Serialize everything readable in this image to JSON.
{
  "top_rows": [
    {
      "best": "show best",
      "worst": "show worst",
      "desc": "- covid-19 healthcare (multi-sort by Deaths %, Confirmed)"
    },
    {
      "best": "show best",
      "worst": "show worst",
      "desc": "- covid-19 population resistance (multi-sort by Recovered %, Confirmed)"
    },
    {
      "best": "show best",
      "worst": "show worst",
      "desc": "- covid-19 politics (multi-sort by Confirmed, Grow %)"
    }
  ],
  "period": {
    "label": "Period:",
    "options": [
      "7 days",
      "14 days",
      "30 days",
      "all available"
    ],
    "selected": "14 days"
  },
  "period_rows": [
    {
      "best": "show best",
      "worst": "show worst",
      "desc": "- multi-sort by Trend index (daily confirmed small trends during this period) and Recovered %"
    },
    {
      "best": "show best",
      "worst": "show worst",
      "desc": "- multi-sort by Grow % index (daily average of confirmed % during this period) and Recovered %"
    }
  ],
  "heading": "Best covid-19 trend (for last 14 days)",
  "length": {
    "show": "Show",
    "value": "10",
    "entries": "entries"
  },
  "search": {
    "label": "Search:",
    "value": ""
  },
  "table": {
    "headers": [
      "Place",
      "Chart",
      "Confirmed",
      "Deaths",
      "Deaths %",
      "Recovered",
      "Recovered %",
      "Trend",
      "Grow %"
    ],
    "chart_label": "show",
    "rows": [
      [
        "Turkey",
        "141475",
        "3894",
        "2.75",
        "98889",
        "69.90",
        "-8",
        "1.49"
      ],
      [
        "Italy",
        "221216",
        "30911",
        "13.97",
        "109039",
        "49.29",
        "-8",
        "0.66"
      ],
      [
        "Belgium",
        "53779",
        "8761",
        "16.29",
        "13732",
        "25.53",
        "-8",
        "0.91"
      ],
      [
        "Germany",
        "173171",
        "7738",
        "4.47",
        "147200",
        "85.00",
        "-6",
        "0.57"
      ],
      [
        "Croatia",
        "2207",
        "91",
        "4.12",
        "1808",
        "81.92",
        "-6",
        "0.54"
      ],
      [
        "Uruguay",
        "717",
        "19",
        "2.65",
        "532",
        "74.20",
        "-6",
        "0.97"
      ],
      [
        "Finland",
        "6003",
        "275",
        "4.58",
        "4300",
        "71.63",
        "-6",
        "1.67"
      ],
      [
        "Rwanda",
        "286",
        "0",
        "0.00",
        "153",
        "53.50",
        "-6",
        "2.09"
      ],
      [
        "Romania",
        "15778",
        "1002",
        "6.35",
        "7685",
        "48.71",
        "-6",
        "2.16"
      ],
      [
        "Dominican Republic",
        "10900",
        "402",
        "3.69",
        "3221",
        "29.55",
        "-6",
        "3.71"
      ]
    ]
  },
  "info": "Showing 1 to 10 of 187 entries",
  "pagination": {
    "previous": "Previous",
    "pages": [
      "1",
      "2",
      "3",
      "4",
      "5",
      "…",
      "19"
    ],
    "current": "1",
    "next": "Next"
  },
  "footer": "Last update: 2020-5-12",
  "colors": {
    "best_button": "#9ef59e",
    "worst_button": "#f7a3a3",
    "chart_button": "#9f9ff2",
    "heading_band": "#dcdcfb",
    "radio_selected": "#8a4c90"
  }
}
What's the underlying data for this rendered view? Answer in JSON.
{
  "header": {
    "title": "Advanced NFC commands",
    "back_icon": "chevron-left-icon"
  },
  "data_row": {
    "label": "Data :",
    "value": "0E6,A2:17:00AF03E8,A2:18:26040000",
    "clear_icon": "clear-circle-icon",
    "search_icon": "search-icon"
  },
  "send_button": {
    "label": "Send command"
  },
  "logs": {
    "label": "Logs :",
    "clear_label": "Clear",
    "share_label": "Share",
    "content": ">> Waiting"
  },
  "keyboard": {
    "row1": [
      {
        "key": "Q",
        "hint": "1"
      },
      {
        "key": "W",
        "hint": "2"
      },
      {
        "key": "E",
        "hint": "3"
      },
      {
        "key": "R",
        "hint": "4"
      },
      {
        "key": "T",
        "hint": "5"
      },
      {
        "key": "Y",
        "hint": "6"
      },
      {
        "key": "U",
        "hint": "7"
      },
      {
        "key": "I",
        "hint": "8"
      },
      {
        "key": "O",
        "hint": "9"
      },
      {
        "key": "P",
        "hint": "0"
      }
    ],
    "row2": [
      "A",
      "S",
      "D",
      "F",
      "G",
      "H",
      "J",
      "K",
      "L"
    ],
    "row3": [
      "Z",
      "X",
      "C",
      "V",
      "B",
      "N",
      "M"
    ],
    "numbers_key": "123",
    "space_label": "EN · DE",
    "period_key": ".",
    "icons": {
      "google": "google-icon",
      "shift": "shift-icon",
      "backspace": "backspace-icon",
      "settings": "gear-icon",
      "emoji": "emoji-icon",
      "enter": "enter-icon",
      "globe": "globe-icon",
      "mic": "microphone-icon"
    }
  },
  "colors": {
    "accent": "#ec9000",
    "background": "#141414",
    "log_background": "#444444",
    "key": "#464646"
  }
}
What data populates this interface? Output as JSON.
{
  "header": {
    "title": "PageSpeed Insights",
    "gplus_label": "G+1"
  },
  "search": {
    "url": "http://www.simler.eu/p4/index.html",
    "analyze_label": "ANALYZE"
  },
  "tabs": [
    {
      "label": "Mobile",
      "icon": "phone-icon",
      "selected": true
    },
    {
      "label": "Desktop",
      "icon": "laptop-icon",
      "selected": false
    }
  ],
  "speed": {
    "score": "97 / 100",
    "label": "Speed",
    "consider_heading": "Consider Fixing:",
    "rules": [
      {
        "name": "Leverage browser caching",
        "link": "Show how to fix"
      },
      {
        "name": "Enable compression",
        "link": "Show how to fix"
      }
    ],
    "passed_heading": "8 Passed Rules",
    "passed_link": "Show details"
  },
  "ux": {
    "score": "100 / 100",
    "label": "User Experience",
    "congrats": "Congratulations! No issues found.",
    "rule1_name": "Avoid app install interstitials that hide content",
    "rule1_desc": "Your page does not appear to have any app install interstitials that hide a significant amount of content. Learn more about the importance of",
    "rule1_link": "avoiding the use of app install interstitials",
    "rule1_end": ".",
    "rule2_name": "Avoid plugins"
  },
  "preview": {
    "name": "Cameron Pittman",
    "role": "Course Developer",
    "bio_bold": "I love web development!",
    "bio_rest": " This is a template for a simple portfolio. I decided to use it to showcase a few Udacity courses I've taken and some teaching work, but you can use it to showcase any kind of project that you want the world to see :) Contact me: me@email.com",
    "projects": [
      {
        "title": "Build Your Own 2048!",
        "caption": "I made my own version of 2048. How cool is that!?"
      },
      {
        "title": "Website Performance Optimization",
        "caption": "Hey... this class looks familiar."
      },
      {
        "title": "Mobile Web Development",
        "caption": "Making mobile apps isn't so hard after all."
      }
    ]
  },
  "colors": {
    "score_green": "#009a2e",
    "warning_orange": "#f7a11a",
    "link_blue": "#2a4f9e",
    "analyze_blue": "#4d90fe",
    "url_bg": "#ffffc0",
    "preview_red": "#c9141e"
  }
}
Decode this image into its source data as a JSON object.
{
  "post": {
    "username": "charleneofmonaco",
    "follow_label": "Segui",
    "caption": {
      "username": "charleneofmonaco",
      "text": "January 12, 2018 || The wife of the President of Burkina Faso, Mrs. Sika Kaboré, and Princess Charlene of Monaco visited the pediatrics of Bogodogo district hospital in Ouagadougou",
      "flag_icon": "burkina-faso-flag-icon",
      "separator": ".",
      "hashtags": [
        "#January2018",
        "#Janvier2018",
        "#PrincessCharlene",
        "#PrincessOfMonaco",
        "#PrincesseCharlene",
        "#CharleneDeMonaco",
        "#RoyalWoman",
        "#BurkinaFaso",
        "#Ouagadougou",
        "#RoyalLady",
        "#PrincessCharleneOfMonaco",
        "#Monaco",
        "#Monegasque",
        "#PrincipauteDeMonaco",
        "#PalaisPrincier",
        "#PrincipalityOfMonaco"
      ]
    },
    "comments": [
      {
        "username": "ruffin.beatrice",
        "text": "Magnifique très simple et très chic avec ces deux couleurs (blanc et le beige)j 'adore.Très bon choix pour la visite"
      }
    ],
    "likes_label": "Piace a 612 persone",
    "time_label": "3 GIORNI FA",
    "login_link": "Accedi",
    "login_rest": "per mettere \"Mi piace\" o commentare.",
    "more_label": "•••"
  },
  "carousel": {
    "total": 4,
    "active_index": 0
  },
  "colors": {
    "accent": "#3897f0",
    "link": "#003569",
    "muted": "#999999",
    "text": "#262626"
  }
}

* * *

Find the lines above that contain the word "image" and collect them.

• [EXERCISE RESULT]
Serialize everything readable in this image to JSON.
Decode this image into its source data as a JSON object.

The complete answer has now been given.